==== Record set

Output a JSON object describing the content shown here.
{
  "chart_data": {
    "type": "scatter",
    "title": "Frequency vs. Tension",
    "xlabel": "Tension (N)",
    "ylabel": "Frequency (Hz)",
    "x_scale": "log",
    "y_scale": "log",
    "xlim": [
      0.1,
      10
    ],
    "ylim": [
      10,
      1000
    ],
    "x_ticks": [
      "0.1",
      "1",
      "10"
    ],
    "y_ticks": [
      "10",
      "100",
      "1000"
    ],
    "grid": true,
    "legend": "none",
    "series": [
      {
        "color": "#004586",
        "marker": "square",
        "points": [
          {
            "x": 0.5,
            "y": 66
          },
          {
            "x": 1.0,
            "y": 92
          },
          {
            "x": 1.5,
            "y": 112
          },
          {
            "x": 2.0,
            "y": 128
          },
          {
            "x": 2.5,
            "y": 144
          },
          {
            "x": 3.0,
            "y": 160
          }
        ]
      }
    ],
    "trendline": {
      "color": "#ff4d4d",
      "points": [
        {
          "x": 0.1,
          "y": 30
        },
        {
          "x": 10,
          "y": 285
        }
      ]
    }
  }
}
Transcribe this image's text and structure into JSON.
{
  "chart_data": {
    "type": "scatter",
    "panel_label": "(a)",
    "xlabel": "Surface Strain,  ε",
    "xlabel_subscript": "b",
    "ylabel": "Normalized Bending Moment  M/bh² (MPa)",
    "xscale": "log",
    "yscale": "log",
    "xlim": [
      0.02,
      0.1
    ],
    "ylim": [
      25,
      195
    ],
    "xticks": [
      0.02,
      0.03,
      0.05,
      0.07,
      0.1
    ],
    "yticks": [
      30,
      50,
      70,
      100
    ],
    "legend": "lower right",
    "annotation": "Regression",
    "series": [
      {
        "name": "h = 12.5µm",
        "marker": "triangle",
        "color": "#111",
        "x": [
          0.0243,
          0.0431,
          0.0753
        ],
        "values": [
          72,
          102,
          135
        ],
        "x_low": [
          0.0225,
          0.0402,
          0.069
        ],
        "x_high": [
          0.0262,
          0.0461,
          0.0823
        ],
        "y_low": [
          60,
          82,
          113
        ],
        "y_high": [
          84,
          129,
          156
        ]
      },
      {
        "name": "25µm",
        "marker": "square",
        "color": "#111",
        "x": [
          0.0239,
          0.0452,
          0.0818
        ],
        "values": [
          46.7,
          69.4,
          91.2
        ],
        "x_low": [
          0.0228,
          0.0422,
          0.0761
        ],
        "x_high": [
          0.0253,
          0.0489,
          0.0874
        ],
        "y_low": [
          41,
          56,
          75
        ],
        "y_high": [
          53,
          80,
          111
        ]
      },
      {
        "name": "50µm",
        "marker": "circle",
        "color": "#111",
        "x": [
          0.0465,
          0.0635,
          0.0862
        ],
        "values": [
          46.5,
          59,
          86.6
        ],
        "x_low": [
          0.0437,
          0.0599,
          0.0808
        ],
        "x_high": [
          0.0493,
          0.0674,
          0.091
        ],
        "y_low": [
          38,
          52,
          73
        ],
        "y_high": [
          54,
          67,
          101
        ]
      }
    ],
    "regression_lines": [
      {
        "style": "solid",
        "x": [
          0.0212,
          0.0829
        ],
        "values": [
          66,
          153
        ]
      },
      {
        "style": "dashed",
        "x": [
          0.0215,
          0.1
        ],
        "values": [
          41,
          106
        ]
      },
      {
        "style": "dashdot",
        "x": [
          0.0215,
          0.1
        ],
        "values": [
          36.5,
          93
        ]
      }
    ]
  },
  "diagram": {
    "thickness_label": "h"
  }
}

========

▸ **The task**:
In this exercise, repeat all entries exactly.

▸ **Answer to this exercise**:
Output a JSON object describing the content shown here.
{
  "chart_data": {
    "type": "scatter",
    "title": "Frequency vs. Tension",
    "xlabel": "Tension (N)",
    "ylabel": "Frequency (Hz)",
    "x_scale": "log",
    "y_scale": "log",
    "xlim": [
      0.1,
      10
    ],
    "ylim": [
      10,
      1000
    ],
    "x_ticks": [
      "0.1",
      "1",
      "10"
    ],
    "y_ticks": [
      "10",
      "100",
      "1000"
    ],
    "grid": true,
    "legend": "none",
    "series": [
      {
        "color": "#004586",
        "marker": "square",
        "points": [
          {
            "x": 0.5,
            "y": 66
          },
          {
            "x": 1.0,
            "y": 92
          },
          {
            "x": 1.5,
            "y": 112
          },
          {
            "x": 2.0,
            "y": 128
          },
          {
            "x": 2.5,
            "y": 144
          },
          {
            "x": 3.0,
            "y": 160
          }
        ]
      }
    ],
    "trendline": {
      "color": "#ff4d4d",
      "points": [
        {
          "x": 0.1,
          "y": 30
        },
        {
          "x": 10,
          "y": 285
        }
      ]
    }
  }
}
Transcribe this image's text and structure into JSON.
{
  "chart_data": {
    "type": "scatter",
    "panel_label": "(a)",
    "xlabel": "Surface Strain,  ε",
    "xlabel_subscript": "b",
    "ylabel": "Normalized Bending Moment  M/bh² (MPa)",
    "xscale": "log",
    "yscale": "log",
    "xlim": [
      0.02,
      0.1
    ],
    "ylim": [
      25,
      195
    ],
    "xticks": [
      0.02,
      0.03,
      0.05,
      0.07,
      0.1
    ],
    "yticks": [
      30,
      50,
      70,
      100
    ],
    "legend": "lower right",
    "annotation": "Regression",
    "series": [
      {
        "name": "h = 12.5µm",
        "marker": "triangle",
        "color": "#111",
        "x": [
          0.0243,
          0.0431,
          0.0753
        ],
        "values": [
          72,
          102,
          135
        ],
        "x_low": [
          0.0225,
          0.0402,
          0.069
        ],
        "x_high": [
          0.0262,
          0.0461,
          0.0823
        ],
        "y_low": [
          60,
          82,
          113
        ],
        "y_high": [
          84,
          129,
          156
        ]
      },
      {
        "name": "25µm",
        "marker": "square",
        "color": "#111",
        "x": [
          0.0239,
          0.0452,
          0.0818
        ],
        "values": [
          46.7,
          69.4,
          91.2
        ],
        "x_low": [
          0.0228,
          0.0422,
          0.0761
        ],
        "x_high": [
          0.0253,
          0.0489,
          0.0874
        ],
        "y_low": [
          41,
          56,
          75
        ],
        "y_high": [
          53,
          80,
          111
        ]
      },
      {
        "name": "50µm",
        "marker": "circle",
        "color": "#111",
        "x": [
          0.0465,
          0.0635,
          0.0862
        ],
        "values": [
          46.5,
          59,
          86.6
        ],
        "x_low": [
          0.0437,
          0.0599,
          0.0808
        ],
        "x_high": [
          0.0493,
          0.0674,
          0.091
        ],
        "y_low": [
          38,
          52,
          73
        ],
        "y_high": [
          54,
          67,
          101
        ]
      }
    ],
    "regression_lines": [
      {
        "style": "solid",
        "x": [
          0.0212,
          0.0829
        ],
        "values": [
          66,
          153
        ]
      },
      {
        "style": "dashed",
        "x": [
          0.0215,
          0.1
        ],
        "values": [
          41,
          106
        ]
      },
      {
        "style": "dashdot",
        "x": [
          0.0215,
          0.1
        ],
        "values": [
          36.5,
          93
        ]
      }
    ]
  },
  "diagram": {
    "thickness_label": "h"
  }
}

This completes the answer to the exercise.